- **Records supplied**:
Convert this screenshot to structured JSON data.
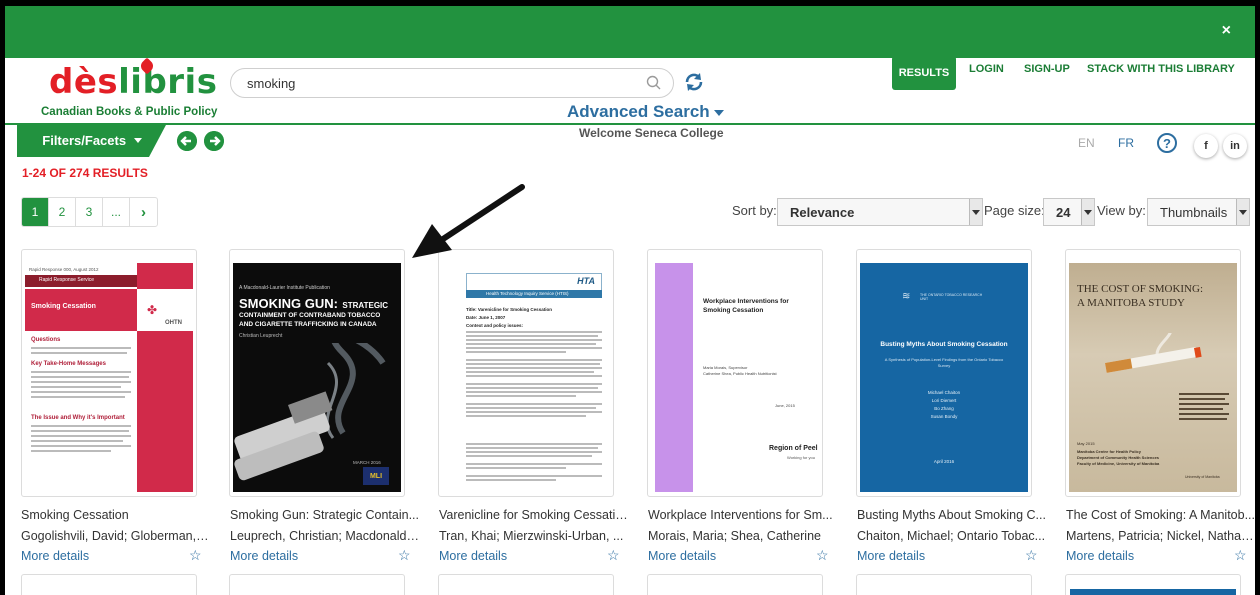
{
  "header": {
    "close_label": "×",
    "logo_part1": "dès",
    "logo_part2": "libris",
    "tagline": "Canadian Books & Public Policy",
    "search_value": "smoking",
    "advanced_search": "Advanced Search",
    "welcome": "Welcome Seneca College"
  },
  "nav": {
    "results": "RESULTS",
    "login": "LOGIN",
    "signup": "SIGN-UP",
    "stack": "STACK WITH THIS LIBRARY"
  },
  "filters": {
    "label": "Filters/Facets"
  },
  "lang": {
    "en": "EN",
    "fr": "FR",
    "help": "?",
    "facebook": "f",
    "linkedin": "in"
  },
  "results": {
    "count": "1-24 OF 274 RESULTS",
    "pages": [
      "1",
      "2",
      "3",
      "...",
      "›"
    ],
    "sort_label": "Sort by:",
    "sort_value": "Relevance",
    "page_size_label": "Page size:",
    "page_size_value": "24",
    "view_label": "View by:",
    "view_value": "Thumbnails"
  },
  "colors": {
    "brand_green": "#22923f",
    "brand_red": "#e31f26",
    "link_blue": "#2d6ea0"
  },
  "items": [
    {
      "title": "Smoking Cessation",
      "authors": "Gogolishvili, David; Globerman, J...",
      "more": "More details",
      "cover": {
        "header": "Rapid Response 000, August 2012",
        "band": "Rapid Response Service",
        "title": "Smoking Cessation",
        "org": "OHTN",
        "section1": "Questions",
        "section2": "Key Take-Home Messages",
        "section3": "The Issue and Why it's Important"
      }
    },
    {
      "title": "Smoking Gun: Strategic Contain...",
      "authors": "Leuprech, Christian; Macdonald-...",
      "more": "More details",
      "cover": {
        "series": "A Macdonald-Laurier Institute Publication",
        "title": "SMOKING GUN:",
        "title2": "STRATEGIC",
        "subtitle1": "CONTAINMENT OF CONTRABAND TOBACCO",
        "subtitle2": "AND CIGARETTE TRAFFICKING IN CANADA",
        "author": "Christian Leuprecht",
        "date": "MARCH 2016",
        "logo": "MLI"
      }
    },
    {
      "title": "Varenicline for Smoking Cessation",
      "authors": "Tran, Khai; Mierzwinski-Urban, ...",
      "more": "More details",
      "cover": {
        "org": "HTA",
        "band": "Health Technology Inquiry Service (HTIS)",
        "line1": "Title:  Varenicline for Smoking Cessation",
        "line2": "Date:  June 1, 2007",
        "line3": "Context and policy issues:"
      }
    },
    {
      "title": "Workplace Interventions for Sm...",
      "authors": "Morais, Maria; Shea, Catherine",
      "more": "More details",
      "cover": {
        "title": "Workplace Interventions for Smoking Cessation",
        "author1": "Maria Morais, Supervisor",
        "author2": "Catherine Shea, Public Health Nutritionist",
        "date": "June, 2015",
        "org": "Region of Peel",
        "org_tag": "Working for you"
      }
    },
    {
      "title": "Busting Myths About Smoking C...",
      "authors": "Chaiton, Michael; Ontario Tobac...",
      "more": "More details",
      "cover": {
        "org": "THE ONTARIO TOBACCO RESEARCH UNIT",
        "title": "Busting Myths About Smoking Cessation",
        "subtitle": "A Synthesis of Population-Level Findings from the Ontario Tobacco Survey",
        "a1": "Michael Chaiton",
        "a2": "Lori Diemert",
        "a3": "Bo Zhang",
        "a4": "Susan Bondy",
        "date": "April 2016"
      }
    },
    {
      "title": "The Cost of Smoking: A Manitob...",
      "authors": "Martens, Patricia; Nickel, Nathan...",
      "more": "More details",
      "cover": {
        "title1": "THE COST OF SMOKING:",
        "title2": "A MANITOBA STUDY",
        "date": "May 2015",
        "center1": "Manitoba Centre for Health Policy",
        "center2": "Department of Community Health Sciences",
        "center3": "Faculty of Medicine, University of Manitoba",
        "uni": "University of Manitoba"
      }
    }
  ]
}
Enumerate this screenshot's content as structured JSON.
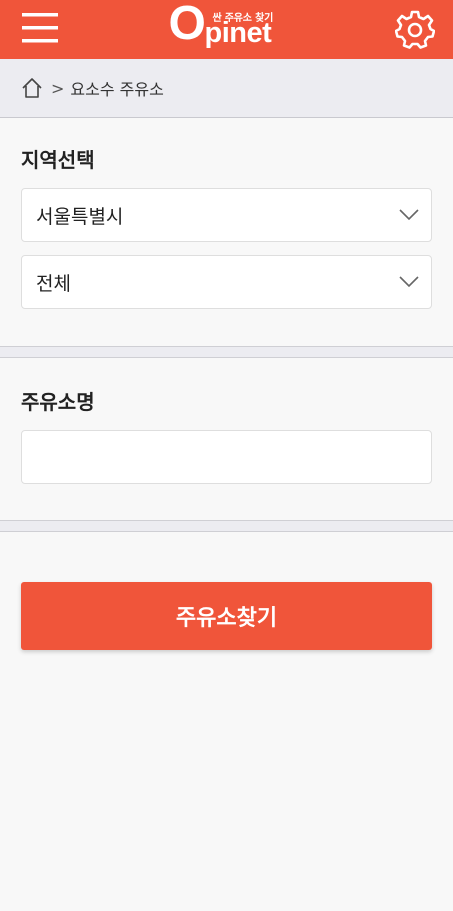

- **Work instructions**:
Leave out all images, then reproduce the entries above exactly.

- **Output of the task**:
Convert this screenshot to structured JSON data.
{
  "header": {
    "close_label": "×",
    "logo_part1": "dès",
    "logo_part2": "libris",
    "tagline": "Canadian Books & Public Policy",
    "search_value": "smoking",
    "advanced_search": "Advanced Search",
    "welcome": "Welcome Seneca College"
  },
  "nav": {
    "results": "RESULTS",
    "login": "LOGIN",
    "signup": "SIGN-UP",
    "stack": "STACK WITH THIS LIBRARY"
  },
  "filters": {
    "label": "Filters/Facets"
  },
  "lang": {
    "en": "EN",
    "fr": "FR",
    "help": "?",
    "facebook": "f",
    "linkedin": "in"
  },
  "results": {
    "count": "1-24 OF 274 RESULTS",
    "pages": [
      "1",
      "2",
      "3",
      "...",
      "›"
    ],
    "sort_label": "Sort by:",
    "sort_value": "Relevance",
    "page_size_label": "Page size:",
    "page_size_value": "24",
    "view_label": "View by:",
    "view_value": "Thumbnails"
  },
  "colors": {
    "brand_green": "#22923f",
    "brand_red": "#e31f26",
    "link_blue": "#2d6ea0"
  },
  "items": [
    {
      "title": "Smoking Cessation",
      "authors": "Gogolishvili, David; Globerman, J...",
      "more": "More details",
      "cover": {
        "header": "Rapid Response 000, August 2012",
        "band": "Rapid Response Service",
        "title": "Smoking Cessation",
        "org": "OHTN",
        "section1": "Questions",
        "section2": "Key Take-Home Messages",
        "section3": "The Issue and Why it's Important"
      }
    },
    {
      "title": "Smoking Gun: Strategic Contain...",
      "authors": "Leuprech, Christian; Macdonald-...",
      "more": "More details",
      "cover": {
        "series": "A Macdonald-Laurier Institute Publication",
        "title": "SMOKING GUN:",
        "title2": "STRATEGIC",
        "subtitle1": "CONTAINMENT OF CONTRABAND TOBACCO",
        "subtitle2": "AND CIGARETTE TRAFFICKING IN CANADA",
        "author": "Christian Leuprecht",
        "date": "MARCH 2016",
        "logo": "MLI"
      }
    },
    {
      "title": "Varenicline for Smoking Cessation",
      "authors": "Tran, Khai; Mierzwinski-Urban, ...",
      "more": "More details",
      "cover": {
        "org": "HTA",
        "band": "Health Technology Inquiry Service (HTIS)",
        "line1": "Title:  Varenicline for Smoking Cessation",
        "line2": "Date:  June 1, 2007",
        "line3": "Context and policy issues:"
      }
    },
    {
      "title": "Workplace Interventions for Sm...",
      "authors": "Morais, Maria; Shea, Catherine",
      "more": "More details",
      "cover": {
        "title": "Workplace Interventions for Smoking Cessation",
        "author1": "Maria Morais, Supervisor",
        "author2": "Catherine Shea, Public Health Nutritionist",
        "date": "June, 2015",
        "org": "Region of Peel",
        "org_tag": "Working for you"
      }
    },
    {
      "title": "Busting Myths About Smoking C...",
      "authors": "Chaiton, Michael; Ontario Tobac...",
      "more": "More details",
      "cover": {
        "org": "THE ONTARIO TOBACCO RESEARCH UNIT",
        "title": "Busting Myths About Smoking Cessation",
        "subtitle": "A Synthesis of Population-Level Findings from the Ontario Tobacco Survey",
        "a1": "Michael Chaiton",
        "a2": "Lori Diemert",
        "a3": "Bo Zhang",
        "a4": "Susan Bondy",
        "date": "April 2016"
      }
    },
    {
      "title": "The Cost of Smoking: A Manitob...",
      "authors": "Martens, Patricia; Nickel, Nathan...",
      "more": "More details",
      "cover": {
        "title1": "THE COST OF SMOKING:",
        "title2": "A MANITOBA STUDY",
        "date": "May 2015",
        "center1": "Manitoba Centre for Health Policy",
        "center2": "Department of Community Health Sciences",
        "center3": "Faculty of Medicine, University of Manitoba",
        "uni": "University of Manitoba"
      }
    }
  ]
}
Enumerate this screenshot's content as structured JSON.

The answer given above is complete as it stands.